__Your task__.
In the hockey goal breakdown below, which player is said to look like Todd Bertuzzi by using his size to shield the puck?

__Quoted passage__.

#####

Down 1-0 with potentially just 26 minutes left in their season, the Canucks were desperate to beat a razor-sharp Jonas Hiller. Bonino utilized his quick release and managed to pick the top corner before Hiller was set. But the goal wasn’t all Bonino – in fact, the key to it may have been something that had helped the Flames take such a commanding series lead before last night – a pinching defenseman.

The goal:

And now let’s take a closer look:

There’s that pinching defenseman I was talking about (although you can’t really see him). Alex Edler looks like Todd Bertuzzi on this shift – using his size to shield the puck from an opposing player.

Edler drops the puck back to Bonino while Radim Vrbata skates behind the net to give Bonino an outlet on the cycle. Dennis Wideman makes the choice to play up on Bonino while Hudler continues to cover Edler in the corner. Kris Russell is holding down the fort in front of the net – so far so good for Calgary.

#####

__Supplied entries__.
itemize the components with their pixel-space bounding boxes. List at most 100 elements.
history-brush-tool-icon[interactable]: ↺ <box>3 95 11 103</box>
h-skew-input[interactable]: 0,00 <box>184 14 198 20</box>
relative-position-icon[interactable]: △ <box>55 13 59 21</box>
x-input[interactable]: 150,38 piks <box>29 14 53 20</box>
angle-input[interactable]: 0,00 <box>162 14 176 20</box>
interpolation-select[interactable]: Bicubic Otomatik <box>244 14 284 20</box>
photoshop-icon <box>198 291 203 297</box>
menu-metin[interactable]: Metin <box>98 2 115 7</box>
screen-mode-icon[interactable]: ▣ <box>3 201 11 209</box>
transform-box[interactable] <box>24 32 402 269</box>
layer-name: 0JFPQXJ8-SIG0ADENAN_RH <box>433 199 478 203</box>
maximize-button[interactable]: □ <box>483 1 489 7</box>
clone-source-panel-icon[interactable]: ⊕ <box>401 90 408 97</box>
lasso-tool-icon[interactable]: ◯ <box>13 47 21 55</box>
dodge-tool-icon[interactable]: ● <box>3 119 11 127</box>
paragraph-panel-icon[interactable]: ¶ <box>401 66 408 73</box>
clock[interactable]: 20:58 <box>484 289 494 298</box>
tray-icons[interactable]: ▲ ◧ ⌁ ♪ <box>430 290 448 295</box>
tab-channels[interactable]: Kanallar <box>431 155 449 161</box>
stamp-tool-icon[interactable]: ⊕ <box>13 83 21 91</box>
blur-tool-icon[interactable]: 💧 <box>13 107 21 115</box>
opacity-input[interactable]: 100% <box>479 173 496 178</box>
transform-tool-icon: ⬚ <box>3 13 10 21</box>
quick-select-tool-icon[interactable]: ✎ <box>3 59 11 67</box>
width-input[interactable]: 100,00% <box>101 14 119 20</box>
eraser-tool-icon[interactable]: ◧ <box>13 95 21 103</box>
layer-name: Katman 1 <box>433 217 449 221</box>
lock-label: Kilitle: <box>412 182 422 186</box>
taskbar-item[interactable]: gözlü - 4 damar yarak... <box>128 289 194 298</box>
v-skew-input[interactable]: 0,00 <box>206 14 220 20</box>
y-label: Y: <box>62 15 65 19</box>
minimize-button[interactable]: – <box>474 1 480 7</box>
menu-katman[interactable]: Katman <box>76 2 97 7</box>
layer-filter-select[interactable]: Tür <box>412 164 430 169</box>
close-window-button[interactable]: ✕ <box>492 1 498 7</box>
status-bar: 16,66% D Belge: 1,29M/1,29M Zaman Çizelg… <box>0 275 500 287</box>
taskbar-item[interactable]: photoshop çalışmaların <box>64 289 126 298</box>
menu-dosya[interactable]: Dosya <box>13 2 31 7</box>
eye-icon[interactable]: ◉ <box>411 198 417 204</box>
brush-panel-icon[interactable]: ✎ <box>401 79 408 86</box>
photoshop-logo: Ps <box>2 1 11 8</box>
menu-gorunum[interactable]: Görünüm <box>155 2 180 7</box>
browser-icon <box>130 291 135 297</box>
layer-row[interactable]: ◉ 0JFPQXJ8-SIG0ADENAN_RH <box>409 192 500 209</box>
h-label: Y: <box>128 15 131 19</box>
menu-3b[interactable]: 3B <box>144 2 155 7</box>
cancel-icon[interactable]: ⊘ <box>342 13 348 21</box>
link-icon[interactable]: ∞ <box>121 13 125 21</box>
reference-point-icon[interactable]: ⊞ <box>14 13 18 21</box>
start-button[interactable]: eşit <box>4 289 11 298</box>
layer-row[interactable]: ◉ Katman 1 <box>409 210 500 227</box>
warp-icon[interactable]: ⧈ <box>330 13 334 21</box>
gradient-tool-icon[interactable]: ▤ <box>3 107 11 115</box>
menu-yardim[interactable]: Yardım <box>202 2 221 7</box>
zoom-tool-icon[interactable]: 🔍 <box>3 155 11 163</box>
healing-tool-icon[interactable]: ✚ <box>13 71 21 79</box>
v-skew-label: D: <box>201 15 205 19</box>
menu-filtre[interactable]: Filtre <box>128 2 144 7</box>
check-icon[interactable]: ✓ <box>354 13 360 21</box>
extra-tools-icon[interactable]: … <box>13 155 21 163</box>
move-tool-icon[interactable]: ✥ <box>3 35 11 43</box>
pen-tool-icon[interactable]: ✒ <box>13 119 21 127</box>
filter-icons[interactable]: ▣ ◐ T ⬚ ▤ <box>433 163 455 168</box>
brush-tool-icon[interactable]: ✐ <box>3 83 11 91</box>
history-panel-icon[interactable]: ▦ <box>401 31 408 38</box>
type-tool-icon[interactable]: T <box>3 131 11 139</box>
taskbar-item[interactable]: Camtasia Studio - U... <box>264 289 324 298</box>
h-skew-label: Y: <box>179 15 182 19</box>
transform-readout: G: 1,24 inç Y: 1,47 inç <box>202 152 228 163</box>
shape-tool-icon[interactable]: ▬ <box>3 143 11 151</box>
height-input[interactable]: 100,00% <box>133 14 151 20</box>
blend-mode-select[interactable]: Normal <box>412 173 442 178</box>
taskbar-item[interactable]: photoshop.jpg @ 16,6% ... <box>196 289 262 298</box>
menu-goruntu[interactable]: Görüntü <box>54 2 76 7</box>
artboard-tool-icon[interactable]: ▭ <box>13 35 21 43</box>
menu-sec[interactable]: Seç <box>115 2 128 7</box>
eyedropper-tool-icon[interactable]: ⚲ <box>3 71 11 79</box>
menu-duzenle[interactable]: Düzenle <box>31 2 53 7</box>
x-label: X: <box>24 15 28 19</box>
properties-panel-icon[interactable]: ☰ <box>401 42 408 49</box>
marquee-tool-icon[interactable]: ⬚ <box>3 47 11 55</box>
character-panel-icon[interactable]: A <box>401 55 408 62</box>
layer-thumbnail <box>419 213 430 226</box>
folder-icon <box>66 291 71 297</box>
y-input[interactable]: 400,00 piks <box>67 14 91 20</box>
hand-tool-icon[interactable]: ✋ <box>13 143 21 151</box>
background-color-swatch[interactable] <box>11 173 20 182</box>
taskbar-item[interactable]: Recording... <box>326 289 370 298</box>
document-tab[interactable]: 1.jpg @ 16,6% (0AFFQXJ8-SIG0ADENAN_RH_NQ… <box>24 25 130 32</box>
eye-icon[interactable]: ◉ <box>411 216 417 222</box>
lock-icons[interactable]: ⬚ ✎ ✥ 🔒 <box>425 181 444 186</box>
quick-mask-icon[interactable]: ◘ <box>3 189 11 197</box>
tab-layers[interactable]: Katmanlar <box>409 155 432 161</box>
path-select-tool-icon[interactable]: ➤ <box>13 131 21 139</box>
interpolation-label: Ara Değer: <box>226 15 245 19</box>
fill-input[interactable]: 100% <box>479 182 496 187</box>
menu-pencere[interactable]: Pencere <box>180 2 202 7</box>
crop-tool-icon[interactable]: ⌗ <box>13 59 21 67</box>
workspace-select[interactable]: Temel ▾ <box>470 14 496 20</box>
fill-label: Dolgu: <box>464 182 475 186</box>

#####

__Result__.
Alex Edler